#### [EXERCISE GOAL]
Start with the line containing "Give me the" and write out each line through the end of the listing, exactly as given.
---+---
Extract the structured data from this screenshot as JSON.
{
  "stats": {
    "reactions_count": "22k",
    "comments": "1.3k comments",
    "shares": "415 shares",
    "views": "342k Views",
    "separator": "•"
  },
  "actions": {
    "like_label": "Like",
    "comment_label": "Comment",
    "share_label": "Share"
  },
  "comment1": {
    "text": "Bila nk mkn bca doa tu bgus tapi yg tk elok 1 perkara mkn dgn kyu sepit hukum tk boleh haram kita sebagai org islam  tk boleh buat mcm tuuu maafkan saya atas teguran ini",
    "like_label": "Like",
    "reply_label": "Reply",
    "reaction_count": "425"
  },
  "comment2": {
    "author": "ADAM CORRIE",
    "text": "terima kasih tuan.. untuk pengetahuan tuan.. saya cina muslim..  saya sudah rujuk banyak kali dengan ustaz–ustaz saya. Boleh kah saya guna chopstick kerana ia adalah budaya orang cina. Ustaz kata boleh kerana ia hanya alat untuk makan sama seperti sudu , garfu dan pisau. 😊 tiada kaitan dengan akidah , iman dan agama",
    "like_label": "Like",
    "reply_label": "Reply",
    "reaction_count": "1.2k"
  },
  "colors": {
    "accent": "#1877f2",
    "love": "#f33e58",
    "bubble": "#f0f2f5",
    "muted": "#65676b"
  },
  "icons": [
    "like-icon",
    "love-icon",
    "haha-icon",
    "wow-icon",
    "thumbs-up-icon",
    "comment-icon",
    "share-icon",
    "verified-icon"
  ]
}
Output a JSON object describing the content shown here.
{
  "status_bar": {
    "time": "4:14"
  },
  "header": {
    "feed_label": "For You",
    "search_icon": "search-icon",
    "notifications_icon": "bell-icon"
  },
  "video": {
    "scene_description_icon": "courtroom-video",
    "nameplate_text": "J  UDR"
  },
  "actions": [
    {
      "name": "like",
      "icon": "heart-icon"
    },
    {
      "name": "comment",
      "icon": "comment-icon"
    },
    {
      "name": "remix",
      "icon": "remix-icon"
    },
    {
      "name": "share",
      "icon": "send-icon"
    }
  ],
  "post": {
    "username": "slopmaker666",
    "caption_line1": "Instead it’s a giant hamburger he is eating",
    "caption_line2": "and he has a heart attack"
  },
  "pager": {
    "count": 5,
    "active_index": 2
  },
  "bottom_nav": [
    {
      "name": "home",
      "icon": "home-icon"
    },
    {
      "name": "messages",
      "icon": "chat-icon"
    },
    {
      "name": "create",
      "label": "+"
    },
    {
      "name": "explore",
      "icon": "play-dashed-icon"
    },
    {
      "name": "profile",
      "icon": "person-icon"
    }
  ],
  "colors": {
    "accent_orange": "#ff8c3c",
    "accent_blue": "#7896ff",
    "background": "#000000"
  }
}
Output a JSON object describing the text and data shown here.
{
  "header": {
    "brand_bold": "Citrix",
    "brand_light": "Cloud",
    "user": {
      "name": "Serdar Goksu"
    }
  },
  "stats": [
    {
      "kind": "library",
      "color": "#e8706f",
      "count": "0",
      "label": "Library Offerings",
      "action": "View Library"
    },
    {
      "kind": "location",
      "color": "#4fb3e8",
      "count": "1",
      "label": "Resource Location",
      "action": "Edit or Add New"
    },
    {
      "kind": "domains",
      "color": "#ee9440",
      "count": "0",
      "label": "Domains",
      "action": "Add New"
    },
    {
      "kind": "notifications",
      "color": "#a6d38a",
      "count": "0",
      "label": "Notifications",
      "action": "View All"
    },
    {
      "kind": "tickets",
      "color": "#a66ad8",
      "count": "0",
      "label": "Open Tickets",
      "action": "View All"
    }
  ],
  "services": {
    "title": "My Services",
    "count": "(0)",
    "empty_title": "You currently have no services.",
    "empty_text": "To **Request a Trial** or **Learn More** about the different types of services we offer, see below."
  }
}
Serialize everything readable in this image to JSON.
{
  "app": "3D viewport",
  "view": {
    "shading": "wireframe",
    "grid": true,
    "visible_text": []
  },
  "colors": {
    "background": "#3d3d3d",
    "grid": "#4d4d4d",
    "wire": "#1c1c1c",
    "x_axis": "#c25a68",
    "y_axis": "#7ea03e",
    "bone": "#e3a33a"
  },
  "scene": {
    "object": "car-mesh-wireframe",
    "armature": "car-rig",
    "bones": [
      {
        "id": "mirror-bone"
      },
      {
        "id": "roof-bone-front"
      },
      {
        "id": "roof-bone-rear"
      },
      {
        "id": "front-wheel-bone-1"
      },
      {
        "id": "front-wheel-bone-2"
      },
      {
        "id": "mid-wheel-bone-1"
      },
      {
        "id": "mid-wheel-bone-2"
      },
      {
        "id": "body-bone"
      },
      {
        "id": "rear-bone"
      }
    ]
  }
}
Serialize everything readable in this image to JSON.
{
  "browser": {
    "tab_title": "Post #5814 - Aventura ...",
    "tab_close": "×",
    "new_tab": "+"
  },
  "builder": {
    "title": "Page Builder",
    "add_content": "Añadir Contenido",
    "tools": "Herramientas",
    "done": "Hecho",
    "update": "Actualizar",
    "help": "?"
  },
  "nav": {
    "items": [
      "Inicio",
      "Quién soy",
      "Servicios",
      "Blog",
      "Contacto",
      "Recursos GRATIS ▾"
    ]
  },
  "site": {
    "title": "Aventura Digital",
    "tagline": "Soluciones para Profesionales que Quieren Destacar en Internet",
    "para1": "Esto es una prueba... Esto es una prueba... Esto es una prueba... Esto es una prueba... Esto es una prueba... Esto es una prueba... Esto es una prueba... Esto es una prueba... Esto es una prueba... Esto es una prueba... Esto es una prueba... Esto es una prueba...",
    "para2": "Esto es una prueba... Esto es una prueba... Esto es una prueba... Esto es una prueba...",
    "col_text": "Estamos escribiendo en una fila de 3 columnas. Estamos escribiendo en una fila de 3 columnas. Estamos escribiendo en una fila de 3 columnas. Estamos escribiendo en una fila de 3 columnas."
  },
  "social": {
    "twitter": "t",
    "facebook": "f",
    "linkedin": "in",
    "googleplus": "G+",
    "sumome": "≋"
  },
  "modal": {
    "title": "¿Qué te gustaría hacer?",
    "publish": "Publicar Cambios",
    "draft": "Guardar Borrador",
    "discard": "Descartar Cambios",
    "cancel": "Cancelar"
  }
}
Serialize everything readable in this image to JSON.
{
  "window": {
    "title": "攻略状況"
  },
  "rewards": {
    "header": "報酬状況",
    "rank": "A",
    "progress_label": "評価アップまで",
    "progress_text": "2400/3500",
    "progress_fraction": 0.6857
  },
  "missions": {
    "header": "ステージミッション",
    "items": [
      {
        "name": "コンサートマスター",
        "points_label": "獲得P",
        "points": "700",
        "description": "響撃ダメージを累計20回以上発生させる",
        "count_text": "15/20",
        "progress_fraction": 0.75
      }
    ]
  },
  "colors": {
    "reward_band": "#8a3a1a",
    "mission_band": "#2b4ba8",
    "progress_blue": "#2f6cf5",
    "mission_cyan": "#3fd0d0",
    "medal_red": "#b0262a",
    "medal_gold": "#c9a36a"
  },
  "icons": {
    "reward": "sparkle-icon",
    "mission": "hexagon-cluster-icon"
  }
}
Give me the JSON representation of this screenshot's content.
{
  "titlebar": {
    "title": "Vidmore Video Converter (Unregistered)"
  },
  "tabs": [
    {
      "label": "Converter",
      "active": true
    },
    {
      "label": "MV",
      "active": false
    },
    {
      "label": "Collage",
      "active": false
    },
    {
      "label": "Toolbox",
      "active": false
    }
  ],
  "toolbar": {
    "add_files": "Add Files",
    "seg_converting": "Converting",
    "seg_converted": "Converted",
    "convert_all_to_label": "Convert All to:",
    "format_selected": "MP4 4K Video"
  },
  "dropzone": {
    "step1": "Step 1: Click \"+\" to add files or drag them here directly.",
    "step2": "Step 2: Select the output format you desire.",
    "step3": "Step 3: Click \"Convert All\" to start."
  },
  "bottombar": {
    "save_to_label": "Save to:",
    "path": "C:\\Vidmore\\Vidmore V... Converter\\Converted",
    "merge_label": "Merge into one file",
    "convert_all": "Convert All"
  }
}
---+---
#### [CORRECT RESULT]
Give me the JSON representation of this screenshot's content.
{
  "titlebar": {
    "title": "Vidmore Video Converter (Unregistered)"
  },
  "tabs": [
    {
      "label": "Converter",
      "active": true
    },
    {
      "label": "MV",
      "active": false
    },
    {
      "label": "Collage",
      "active": false
    },
    {
      "label": "Toolbox",
      "active": false
    }
  ],
  "toolbar": {
    "add_files": "Add Files",
    "seg_converting": "Converting",
    "seg_converted": "Converted",
    "convert_all_to_label": "Convert All to:",
    "format_selected": "MP4 4K Video"
  },
  "dropzone": {
    "step1": "Step 1: Click \"+\" to add files or drag them here directly.",
    "step2": "Step 2: Select the output format you desire.",
    "step3": "Step 3: Click \"Convert All\" to start."
  },
  "bottombar": {
    "save_to_label": "Save to:",
    "path": "C:\\Vidmore\\Vidmore V... Converter\\Converted",
    "merge_label": "Merge into one file",
    "convert_all": "Convert All"
  }
}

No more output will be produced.